» Written exercise
In the following material, identify every line holding the string "this" and return it.

**** The input ****

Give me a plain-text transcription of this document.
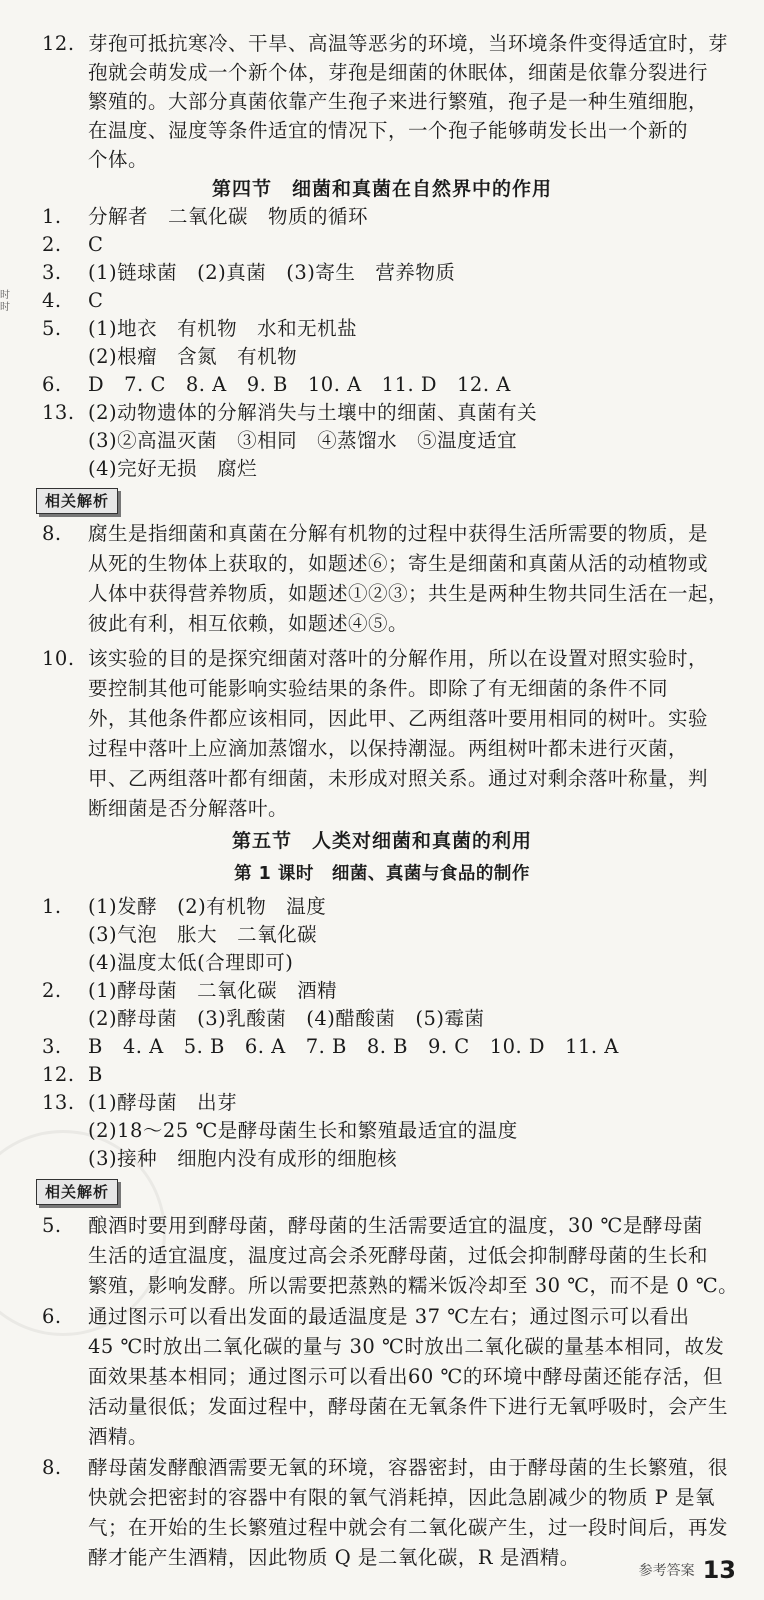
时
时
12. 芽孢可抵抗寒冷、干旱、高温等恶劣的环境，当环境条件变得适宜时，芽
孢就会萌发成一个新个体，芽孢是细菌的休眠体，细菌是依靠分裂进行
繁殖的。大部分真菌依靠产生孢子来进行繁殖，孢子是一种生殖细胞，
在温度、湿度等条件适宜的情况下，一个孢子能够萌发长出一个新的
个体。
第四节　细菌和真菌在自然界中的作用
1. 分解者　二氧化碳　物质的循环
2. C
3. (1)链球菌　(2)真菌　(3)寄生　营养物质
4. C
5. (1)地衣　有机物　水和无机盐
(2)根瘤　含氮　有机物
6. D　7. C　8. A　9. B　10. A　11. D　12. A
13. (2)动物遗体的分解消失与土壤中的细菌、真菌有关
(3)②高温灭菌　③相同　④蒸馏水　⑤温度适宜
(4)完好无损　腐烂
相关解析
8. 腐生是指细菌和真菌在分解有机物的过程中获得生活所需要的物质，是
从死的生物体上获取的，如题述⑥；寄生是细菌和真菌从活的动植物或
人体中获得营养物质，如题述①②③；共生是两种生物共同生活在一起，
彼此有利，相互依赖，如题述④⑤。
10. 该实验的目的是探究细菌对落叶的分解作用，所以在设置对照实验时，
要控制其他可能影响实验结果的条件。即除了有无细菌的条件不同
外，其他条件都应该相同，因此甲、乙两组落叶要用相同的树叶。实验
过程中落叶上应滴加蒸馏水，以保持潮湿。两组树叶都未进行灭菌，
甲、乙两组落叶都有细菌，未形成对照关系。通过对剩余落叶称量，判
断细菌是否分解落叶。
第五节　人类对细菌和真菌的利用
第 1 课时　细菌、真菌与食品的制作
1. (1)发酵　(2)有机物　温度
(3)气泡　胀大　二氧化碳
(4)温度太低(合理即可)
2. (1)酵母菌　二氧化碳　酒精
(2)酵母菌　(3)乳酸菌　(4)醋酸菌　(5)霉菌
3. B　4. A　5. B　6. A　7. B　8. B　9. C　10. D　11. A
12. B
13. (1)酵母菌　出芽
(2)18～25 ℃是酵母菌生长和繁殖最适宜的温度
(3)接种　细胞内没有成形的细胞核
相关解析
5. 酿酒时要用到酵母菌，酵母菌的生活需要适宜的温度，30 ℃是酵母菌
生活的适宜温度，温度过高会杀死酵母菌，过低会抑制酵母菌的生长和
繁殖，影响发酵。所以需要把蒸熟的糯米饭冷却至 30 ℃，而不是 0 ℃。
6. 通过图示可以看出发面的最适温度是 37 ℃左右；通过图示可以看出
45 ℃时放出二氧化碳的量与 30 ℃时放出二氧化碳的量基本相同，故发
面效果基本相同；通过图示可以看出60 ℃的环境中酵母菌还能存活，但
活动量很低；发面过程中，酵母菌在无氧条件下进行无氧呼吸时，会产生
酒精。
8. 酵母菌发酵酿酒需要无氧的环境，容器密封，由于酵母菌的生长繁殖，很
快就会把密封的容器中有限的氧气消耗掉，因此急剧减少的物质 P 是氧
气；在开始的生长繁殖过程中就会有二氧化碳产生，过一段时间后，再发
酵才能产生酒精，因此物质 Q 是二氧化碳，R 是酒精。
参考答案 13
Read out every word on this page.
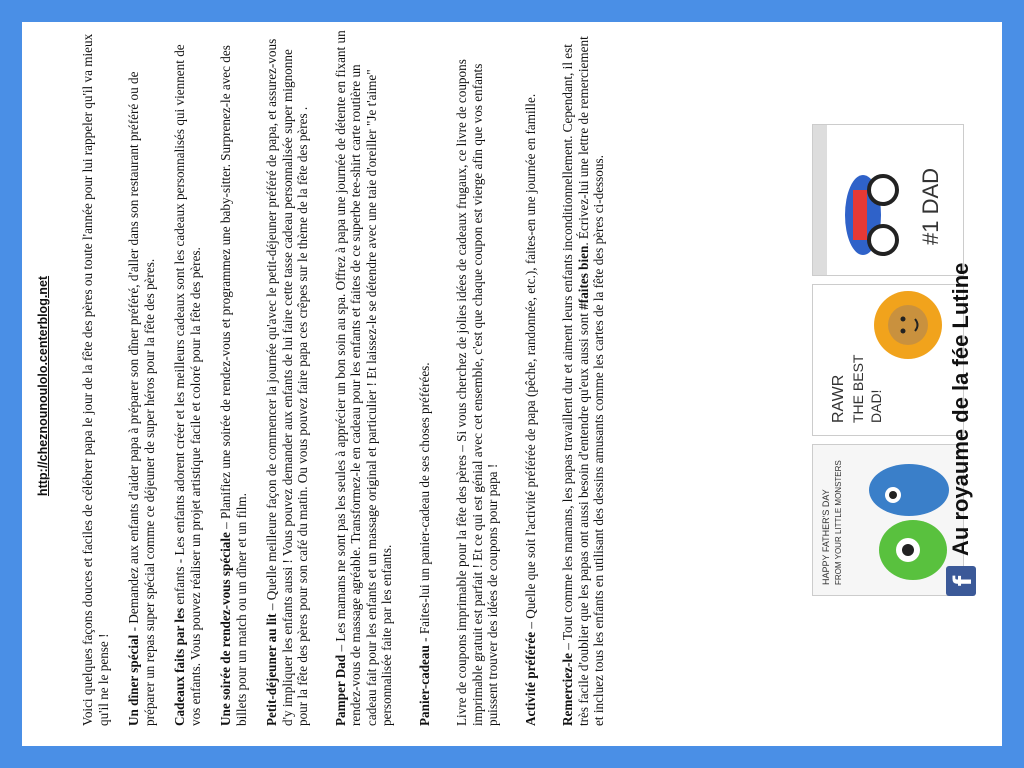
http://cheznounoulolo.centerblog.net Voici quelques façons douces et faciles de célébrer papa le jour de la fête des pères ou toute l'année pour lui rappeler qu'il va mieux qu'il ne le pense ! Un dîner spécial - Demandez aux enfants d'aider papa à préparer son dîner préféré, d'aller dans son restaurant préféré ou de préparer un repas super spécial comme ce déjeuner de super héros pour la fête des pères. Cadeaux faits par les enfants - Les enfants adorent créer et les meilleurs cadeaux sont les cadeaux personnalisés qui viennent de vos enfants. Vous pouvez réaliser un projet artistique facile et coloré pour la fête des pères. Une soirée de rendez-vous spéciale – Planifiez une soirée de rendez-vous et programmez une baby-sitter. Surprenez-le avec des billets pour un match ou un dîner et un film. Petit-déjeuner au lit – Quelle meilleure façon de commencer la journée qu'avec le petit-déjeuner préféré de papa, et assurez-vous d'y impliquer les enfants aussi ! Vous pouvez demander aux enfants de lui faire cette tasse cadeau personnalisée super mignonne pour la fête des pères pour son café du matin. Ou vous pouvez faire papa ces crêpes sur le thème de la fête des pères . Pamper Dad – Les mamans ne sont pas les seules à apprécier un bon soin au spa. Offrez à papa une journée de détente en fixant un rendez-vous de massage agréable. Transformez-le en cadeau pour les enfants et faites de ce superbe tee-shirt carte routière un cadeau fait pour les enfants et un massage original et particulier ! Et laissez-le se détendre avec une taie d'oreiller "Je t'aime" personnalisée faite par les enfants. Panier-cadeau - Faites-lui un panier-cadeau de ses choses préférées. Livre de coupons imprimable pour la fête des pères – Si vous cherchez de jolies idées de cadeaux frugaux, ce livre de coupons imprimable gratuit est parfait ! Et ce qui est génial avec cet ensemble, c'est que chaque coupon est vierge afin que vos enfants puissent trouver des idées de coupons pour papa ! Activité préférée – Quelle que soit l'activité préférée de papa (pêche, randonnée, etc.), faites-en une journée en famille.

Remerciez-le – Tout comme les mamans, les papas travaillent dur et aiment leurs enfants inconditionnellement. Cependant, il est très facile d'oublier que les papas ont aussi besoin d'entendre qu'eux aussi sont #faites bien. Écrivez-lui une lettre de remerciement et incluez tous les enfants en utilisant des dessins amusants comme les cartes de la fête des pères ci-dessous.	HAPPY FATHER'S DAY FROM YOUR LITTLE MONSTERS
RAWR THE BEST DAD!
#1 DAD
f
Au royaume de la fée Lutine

****

» Exercise solution
Give me a plain-text transcription of this document.
Read out every word on this page.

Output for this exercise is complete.